• AIM: Return a copy of each line that holds the string "자연수일".

---

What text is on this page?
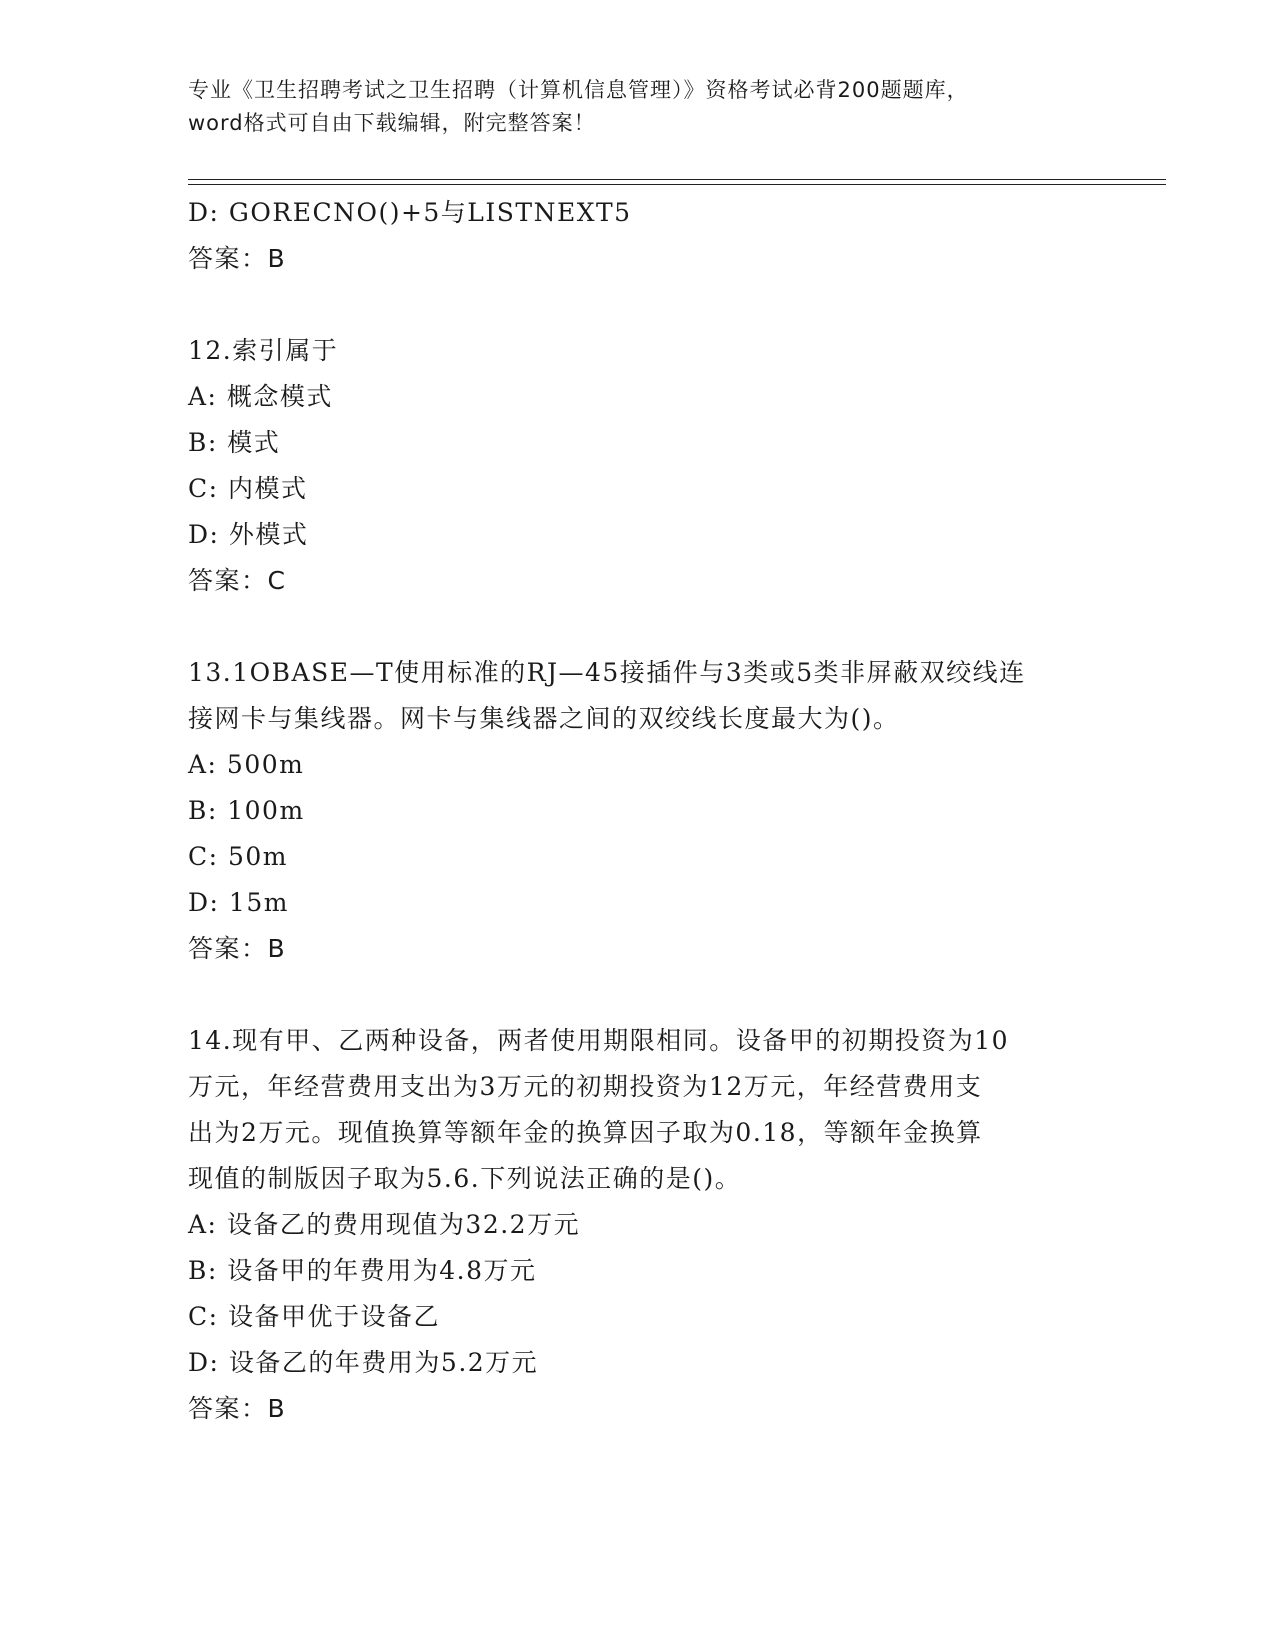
专业《卫生招聘考试之卫生招聘（计算机信息管理）》资格考试必背200题题库，
word格式可自由下载编辑，附完整答案！
D: GORECNO()+5与LISTNEXT5
答案：B
12.索引属于
A: 概念模式
B: 模式
C: 内模式
D: 外模式
答案：C
13.1OBASE—T使用标准的RJ—45接插件与3类或5类非屏蔽双绞线连
接网卡与集线器。网卡与集线器之间的双绞线长度最大为()。
A: 500m
B: 100m
C: 50m
D: 15m
答案：B
14.现有甲、乙两种设备，两者使用期限相同。设备甲的初期投资为10
万元，年经营费用支出为3万元的初期投资为12万元，年经营费用支
出为2万元。现值换算等额年金的换算因子取为0.18，等额年金换算
现值的制版因子取为5.6.下列说法正确的是()。
A: 设备乙的费用现值为32.2万元
B: 设备甲的年费用为4.8万元
C: 设备甲优于设备乙
D: 设备乙的年费用为5.2万元
答案：B
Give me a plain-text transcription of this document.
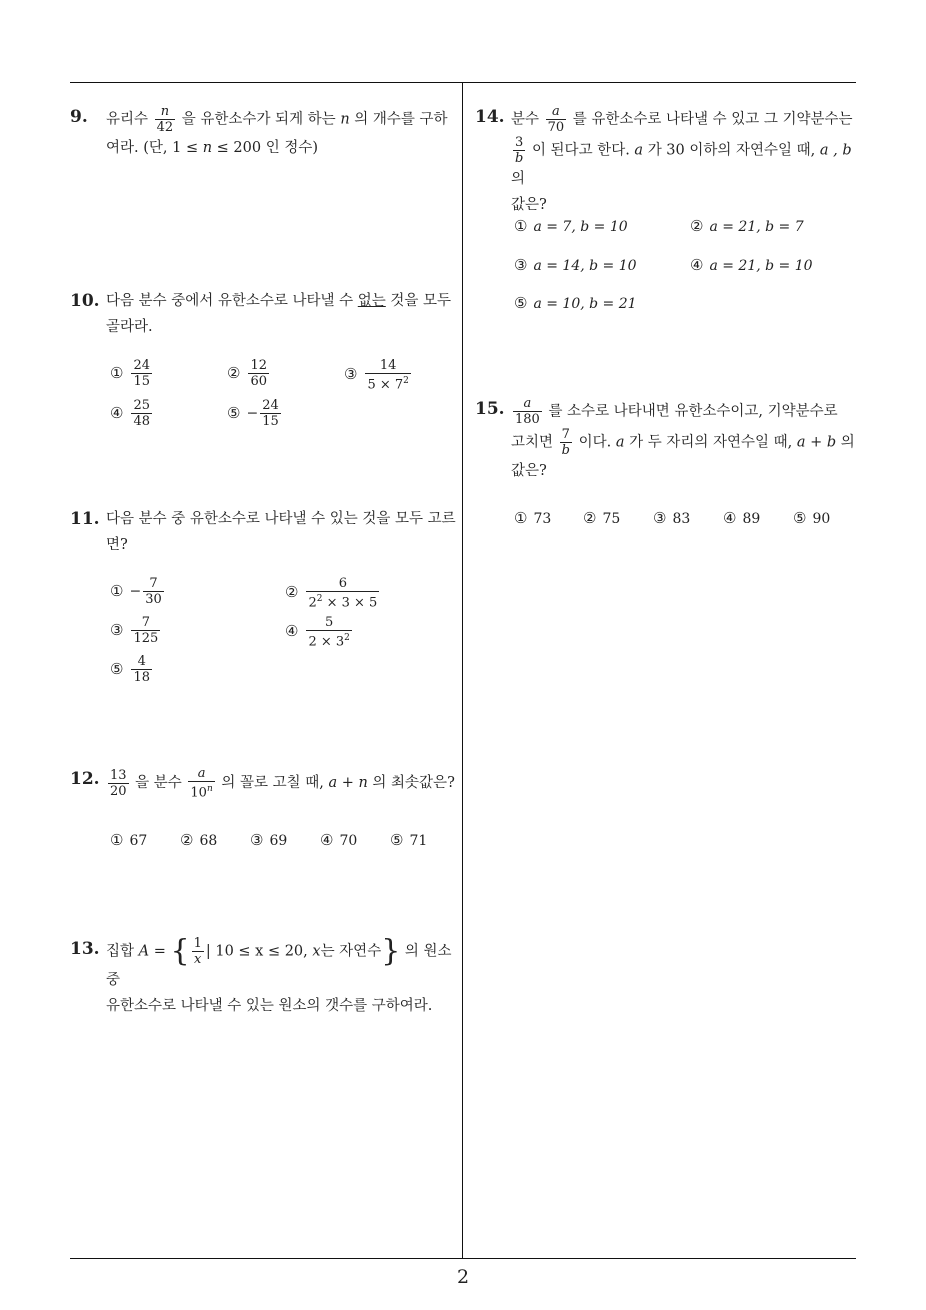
9. 유리수 $\frac{n}{42}$ 을 유한소수가 되게 하는 n 의 개수를 구하여라. (단, 1 ≤ n ≤ 200 인 정수)
10. 다음 분수 중에서 유한소수로 나타낼 수 없는 것을 모두 골라라.
① $\frac{24}{15}$	② $\frac{12}{60}$	③ $\frac{14}{5 \times 7^2}$
④ $\frac{25}{48}$	⑤ − $\frac{24}{15}$
11. 다음 분수 중 유한소수로 나타낼 수 있는 것을 모두 고르면?
① − $\frac{7}{30}$	② $\frac{6}{2^2 \times 3 \times 5}$
③ $\frac{7}{125}$	④ $\frac{5}{2 \times 3^2}$
⑤ $\frac{4}{18}$
12. $\frac{13}{20}$ 을 분수 $\frac{a}{10^n}$ 의 꼴로 고칠 때, a + n 의 최솟값은?
① 67 ② 68 ③ 69 ④ 70 ⑤ 71
13. 집합 A = { $\frac{1}{x}$ | 10 ≤ x ≤ 20, x는 자연수} 의 원소 중
유한소수로 나타낼 수 있는 원소의 갯수를 구하여라.
14. 분수 $\frac{a}{70}$ 를 유한소수로 나타낼 수 있고 그 기약분수는

$\frac{3}{b}$ 이 된다고 한다. a 가 30 이하의 자연수일 때, a , b의
값은?
① a = 7, b = 10	② a = 21, b = 7
③ a = 14, b = 10	④ a = 21, b = 10
⑤ a = 10, b = 21
15. $\frac{a}{180}$ 를 소수로 나타내면 유한소수이고, 기약분수로
고치면 $\frac{7}{b}$ 이다. a 가 두 자리의 자연수일 때, a + b 의
값은?
① 73 ② 75 ③ 83 ④ 89 ⑤ 90
2
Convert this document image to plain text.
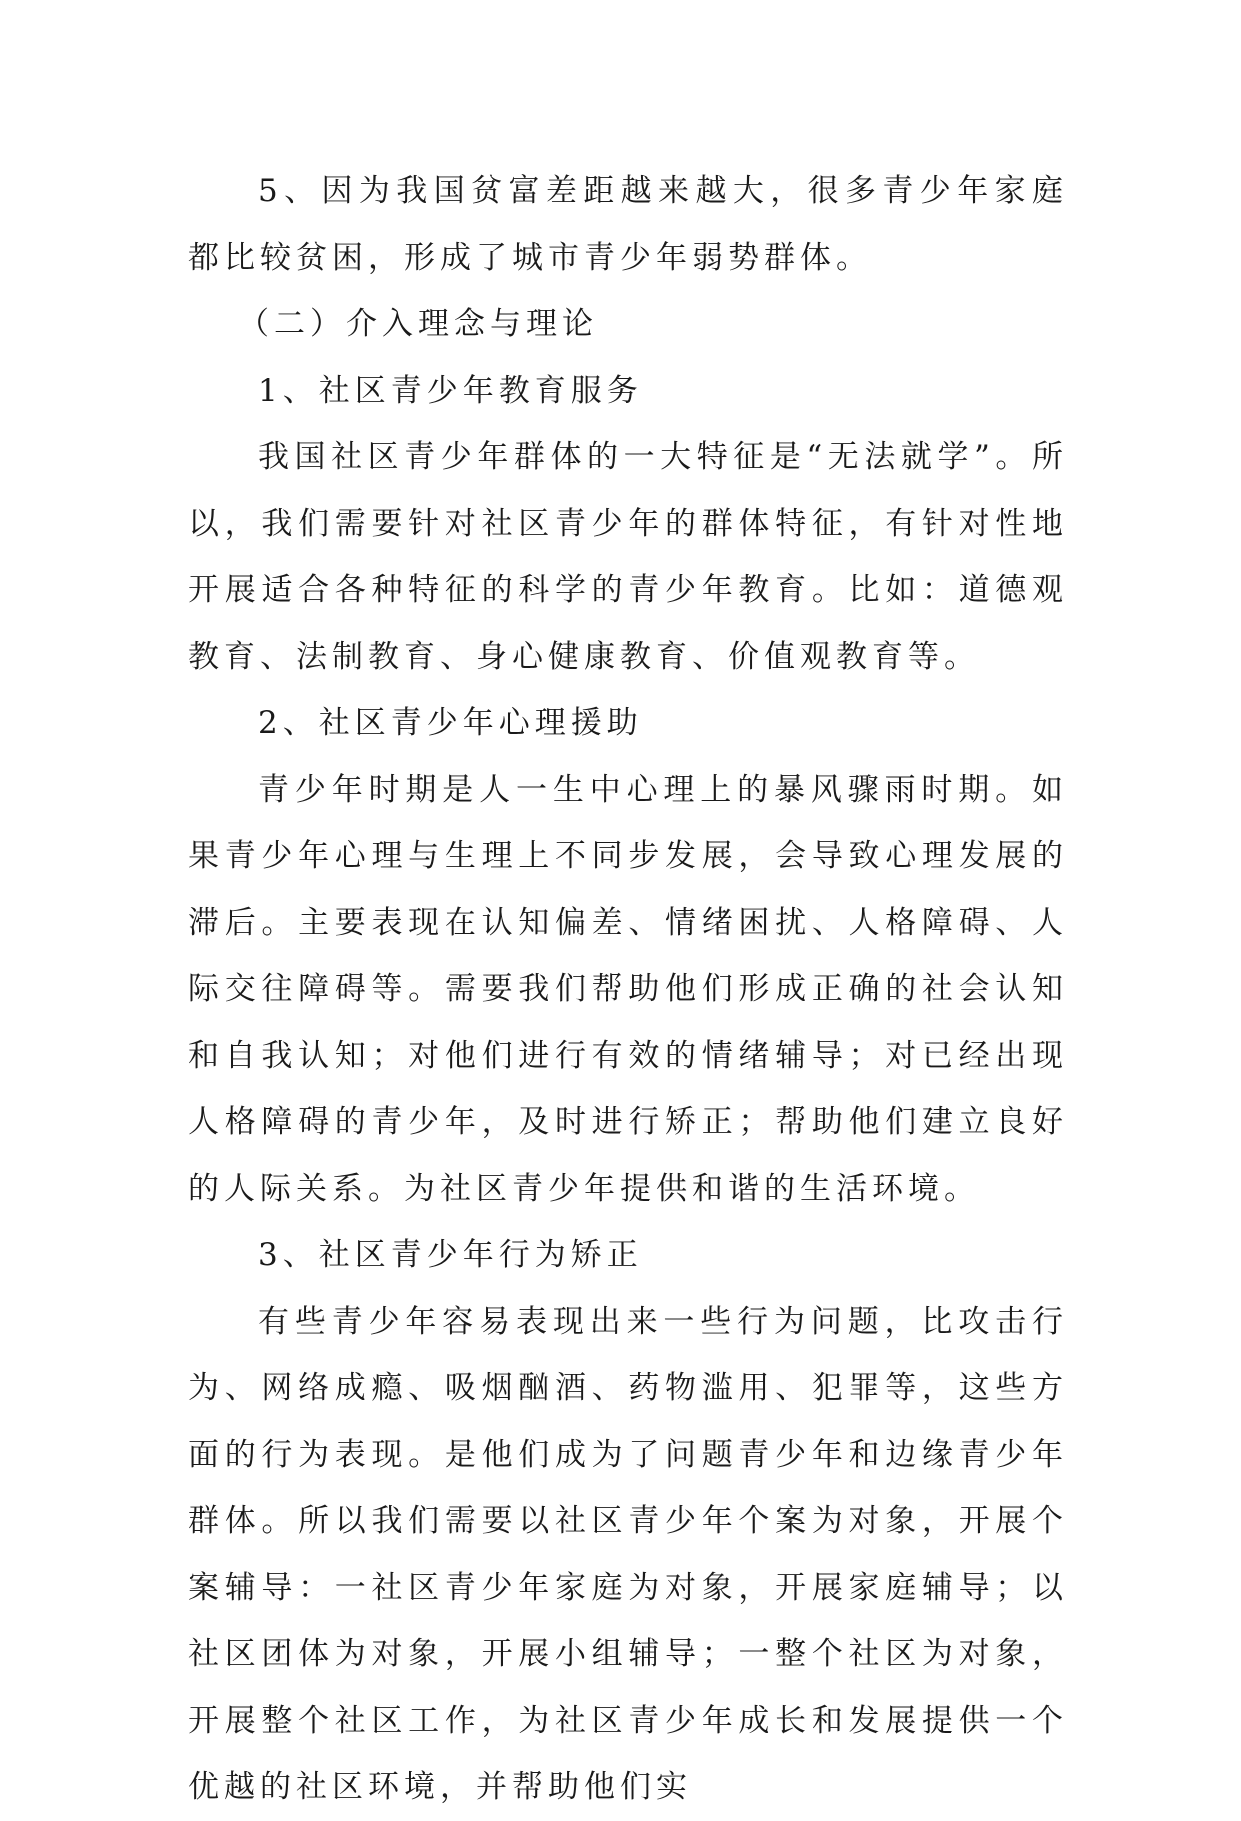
5、因为我国贫富差距越来越大，很多青少年家庭都比较贫困，形成了城市青少年弱势群体。

（二）介入理念与理论

1、社区青少年教育服务

我国社区青少年群体的一大特征是“无法就学”。所以，我们需要针对社区青少年的群体特征，有针对性地开展适合各种特征的科学的青少年教育。比如：道德观教育、法制教育、身心健康教育、价值观教育等。

2、社区青少年心理援助

青少年时期是人一生中心理上的暴风骤雨时期。如果青少年心理与生理上不同步发展，会导致心理发展的滞后。主要表现在认知偏差、情绪困扰、人格障碍、人际交往障碍等。需要我们帮助他们形成正确的社会认知和自我认知；对他们进行有效的情绪辅导；对已经出现人格障碍的青少年，及时进行矫正；帮助他们建立良好的人际关系。为社区青少年提供和谐的生活环境。

3、社区青少年行为矫正

有些青少年容易表现出来一些行为问题，比攻击行为、网络成瘾、吸烟酗酒、药物滥用、犯罪等，这些方面的行为表现。是他们成为了问题青少年和边缘青少年群体。所以我们需要以社区青少年个案为对象，开展个案辅导：一社区青少年家庭为对象，开展家庭辅导；以社区团体为对象，开展小组辅导；一整个社区为对象，开展整个社区工作，为社区青少年成长和发展提供一个优越的社区环境，并帮助他们实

---

• REPLY:
$\frac{3}{b}$ 이 된다고 한다. a 가 30 이하의 자연수일 때, a , b의
고치면 $\frac{7}{b}$ 이다. a 가 두 자리의 자연수일 때, a + b 의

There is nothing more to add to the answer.